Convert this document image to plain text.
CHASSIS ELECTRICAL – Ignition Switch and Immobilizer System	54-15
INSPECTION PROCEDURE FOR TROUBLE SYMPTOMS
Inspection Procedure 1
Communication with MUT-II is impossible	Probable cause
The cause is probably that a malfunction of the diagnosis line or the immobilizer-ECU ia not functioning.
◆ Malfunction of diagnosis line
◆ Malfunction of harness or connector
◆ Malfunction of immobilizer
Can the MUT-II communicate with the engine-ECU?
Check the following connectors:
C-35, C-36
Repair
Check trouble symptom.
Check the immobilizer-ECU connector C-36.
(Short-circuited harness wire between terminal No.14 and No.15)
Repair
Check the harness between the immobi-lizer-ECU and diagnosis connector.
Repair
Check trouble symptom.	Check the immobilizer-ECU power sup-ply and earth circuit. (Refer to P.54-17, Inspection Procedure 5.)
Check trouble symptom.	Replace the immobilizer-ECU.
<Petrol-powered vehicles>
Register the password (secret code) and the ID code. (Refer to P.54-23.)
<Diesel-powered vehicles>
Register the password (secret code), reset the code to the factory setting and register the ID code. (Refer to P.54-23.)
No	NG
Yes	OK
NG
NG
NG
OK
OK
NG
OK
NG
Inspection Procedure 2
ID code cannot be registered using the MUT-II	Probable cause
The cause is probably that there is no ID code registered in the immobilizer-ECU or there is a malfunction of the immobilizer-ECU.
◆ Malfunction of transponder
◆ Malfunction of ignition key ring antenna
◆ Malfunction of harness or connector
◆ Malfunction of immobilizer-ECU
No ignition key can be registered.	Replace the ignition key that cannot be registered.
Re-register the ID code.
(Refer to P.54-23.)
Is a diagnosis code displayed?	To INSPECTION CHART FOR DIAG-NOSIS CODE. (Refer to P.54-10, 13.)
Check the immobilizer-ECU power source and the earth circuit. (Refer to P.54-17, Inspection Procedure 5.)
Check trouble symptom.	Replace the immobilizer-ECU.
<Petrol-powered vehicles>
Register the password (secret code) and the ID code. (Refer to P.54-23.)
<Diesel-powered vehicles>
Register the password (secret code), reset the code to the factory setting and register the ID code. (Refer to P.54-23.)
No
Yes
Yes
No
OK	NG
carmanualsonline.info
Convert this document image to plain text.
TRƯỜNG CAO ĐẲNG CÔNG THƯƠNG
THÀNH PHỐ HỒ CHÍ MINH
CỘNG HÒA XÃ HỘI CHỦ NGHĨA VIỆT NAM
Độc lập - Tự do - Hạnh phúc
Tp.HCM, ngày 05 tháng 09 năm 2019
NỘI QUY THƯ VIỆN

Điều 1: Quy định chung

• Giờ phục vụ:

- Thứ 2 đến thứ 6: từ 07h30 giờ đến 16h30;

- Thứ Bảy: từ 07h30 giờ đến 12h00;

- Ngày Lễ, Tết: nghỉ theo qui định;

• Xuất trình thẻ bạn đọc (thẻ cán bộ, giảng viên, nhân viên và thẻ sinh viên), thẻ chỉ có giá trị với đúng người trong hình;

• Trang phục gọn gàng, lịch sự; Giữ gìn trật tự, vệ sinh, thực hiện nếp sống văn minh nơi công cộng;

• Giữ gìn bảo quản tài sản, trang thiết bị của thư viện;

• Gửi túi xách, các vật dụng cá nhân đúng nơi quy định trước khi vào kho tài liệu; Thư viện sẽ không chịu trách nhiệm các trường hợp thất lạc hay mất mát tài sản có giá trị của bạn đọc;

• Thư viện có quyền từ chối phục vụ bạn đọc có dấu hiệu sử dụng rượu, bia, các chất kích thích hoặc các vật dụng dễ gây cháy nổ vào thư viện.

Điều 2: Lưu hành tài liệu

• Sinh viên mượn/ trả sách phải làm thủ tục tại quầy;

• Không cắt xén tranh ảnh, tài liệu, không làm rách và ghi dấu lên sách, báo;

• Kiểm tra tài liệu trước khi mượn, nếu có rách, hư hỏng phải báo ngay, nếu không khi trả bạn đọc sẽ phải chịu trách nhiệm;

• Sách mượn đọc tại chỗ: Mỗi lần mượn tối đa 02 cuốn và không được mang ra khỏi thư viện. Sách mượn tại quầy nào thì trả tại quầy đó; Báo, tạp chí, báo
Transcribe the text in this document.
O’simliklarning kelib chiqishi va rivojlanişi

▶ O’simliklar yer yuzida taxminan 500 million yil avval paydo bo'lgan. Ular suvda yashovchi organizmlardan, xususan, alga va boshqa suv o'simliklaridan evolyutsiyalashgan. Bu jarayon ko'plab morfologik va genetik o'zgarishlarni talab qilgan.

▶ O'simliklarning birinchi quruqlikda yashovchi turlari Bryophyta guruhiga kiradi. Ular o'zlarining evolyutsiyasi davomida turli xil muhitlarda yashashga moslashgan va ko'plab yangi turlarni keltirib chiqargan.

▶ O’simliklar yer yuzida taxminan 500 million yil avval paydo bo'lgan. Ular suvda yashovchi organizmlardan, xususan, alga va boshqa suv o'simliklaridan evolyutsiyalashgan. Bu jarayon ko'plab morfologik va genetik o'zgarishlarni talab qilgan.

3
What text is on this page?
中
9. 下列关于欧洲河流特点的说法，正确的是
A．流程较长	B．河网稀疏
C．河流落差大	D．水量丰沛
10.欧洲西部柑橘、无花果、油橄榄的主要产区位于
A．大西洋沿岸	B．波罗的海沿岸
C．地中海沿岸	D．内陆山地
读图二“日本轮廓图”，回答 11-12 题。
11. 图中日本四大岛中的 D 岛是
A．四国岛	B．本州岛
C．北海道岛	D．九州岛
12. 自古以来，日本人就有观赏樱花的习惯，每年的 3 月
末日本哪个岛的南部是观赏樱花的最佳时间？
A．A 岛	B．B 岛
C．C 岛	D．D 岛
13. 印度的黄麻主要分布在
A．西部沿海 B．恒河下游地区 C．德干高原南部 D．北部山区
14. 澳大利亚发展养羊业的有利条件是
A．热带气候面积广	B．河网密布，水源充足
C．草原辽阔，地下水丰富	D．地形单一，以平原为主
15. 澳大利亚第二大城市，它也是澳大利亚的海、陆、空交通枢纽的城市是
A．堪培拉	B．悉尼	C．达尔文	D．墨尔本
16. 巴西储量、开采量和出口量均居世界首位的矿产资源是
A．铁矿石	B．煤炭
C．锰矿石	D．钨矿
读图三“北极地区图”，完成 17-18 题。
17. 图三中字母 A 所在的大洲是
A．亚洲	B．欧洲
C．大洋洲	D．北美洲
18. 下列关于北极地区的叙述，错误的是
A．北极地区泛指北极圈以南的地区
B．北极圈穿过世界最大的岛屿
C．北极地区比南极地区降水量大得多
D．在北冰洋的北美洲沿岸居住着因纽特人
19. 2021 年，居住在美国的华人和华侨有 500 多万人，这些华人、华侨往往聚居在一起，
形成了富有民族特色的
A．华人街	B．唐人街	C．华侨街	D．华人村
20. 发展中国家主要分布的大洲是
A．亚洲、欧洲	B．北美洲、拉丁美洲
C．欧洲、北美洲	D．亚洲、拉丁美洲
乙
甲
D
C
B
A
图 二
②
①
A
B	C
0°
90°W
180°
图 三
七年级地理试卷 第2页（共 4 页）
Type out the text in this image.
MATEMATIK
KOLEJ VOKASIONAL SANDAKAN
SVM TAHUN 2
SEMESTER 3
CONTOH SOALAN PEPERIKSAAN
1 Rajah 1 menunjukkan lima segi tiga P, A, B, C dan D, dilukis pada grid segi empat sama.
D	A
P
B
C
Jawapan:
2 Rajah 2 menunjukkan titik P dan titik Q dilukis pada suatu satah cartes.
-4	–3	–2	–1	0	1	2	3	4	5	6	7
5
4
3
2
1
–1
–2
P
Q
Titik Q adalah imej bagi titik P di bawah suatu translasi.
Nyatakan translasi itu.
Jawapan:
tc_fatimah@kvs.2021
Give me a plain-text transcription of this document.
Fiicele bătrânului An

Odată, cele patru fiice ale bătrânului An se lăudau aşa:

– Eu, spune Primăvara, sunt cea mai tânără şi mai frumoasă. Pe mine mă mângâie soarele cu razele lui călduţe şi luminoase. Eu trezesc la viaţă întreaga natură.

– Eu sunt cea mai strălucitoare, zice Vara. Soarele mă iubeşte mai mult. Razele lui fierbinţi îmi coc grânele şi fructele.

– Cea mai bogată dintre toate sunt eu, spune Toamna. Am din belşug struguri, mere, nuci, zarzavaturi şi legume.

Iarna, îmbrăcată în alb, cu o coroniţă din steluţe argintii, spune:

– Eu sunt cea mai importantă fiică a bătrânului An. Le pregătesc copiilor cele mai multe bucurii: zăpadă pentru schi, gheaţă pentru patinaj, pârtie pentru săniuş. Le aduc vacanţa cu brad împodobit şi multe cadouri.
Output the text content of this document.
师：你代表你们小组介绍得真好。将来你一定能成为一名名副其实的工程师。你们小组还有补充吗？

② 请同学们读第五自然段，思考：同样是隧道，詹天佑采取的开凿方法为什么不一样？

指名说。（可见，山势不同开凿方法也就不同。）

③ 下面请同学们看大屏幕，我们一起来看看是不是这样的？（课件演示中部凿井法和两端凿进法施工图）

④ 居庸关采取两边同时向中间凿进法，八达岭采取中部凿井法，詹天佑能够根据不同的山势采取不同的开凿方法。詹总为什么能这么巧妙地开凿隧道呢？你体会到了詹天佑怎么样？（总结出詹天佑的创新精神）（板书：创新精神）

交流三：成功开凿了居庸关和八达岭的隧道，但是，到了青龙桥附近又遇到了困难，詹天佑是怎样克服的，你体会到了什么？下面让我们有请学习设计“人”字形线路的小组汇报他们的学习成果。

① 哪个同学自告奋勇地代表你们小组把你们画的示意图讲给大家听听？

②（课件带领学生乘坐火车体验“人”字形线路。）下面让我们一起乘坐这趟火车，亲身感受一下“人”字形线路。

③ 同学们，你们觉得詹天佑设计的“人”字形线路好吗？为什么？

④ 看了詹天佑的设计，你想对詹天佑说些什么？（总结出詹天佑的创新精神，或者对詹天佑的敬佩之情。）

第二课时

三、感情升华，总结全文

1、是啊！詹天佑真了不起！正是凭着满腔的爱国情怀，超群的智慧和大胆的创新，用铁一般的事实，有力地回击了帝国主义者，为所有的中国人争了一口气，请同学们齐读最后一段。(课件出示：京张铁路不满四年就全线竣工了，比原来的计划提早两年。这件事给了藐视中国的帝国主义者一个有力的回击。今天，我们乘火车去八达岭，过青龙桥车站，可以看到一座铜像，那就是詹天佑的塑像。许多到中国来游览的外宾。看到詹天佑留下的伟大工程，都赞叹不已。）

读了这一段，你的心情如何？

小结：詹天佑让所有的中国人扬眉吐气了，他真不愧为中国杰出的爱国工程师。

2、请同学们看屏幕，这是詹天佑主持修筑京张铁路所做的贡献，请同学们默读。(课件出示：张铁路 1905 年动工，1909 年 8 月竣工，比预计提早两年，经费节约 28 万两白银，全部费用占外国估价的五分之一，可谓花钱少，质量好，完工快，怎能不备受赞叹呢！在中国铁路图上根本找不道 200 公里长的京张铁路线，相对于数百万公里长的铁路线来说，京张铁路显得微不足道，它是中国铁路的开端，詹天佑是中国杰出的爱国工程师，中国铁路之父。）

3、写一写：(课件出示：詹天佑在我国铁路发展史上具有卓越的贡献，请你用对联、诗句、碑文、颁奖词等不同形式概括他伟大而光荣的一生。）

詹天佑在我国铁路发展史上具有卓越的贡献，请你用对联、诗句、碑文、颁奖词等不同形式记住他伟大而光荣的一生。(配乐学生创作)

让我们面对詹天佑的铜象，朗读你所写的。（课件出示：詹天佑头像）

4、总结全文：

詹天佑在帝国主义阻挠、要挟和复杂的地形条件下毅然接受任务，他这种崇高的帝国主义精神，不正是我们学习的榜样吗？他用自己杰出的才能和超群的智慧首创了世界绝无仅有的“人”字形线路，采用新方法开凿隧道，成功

☆ ☆ ☆ ☆

# What is being asked:
Identify the lines in the entries above that contain "mượn", then copy them out.

# Written answer:
• Sinh viên mượn/ trả sách phải làm thủ tục tại quầy;
• Kiểm tra tài liệu trước khi mượn, nếu có rách, hư hỏng phải báo ngay, nếu không khi trả bạn đọc sẽ phải chịu trách nhiệm;
• Sách mượn đọc tại chỗ: Mỗi lần mượn tối đa 02 cuốn và không được mang ra khỏi thư viện. Sách mượn tại quầy nào thì trả tại quầy đó; Báo, tạp chí, báo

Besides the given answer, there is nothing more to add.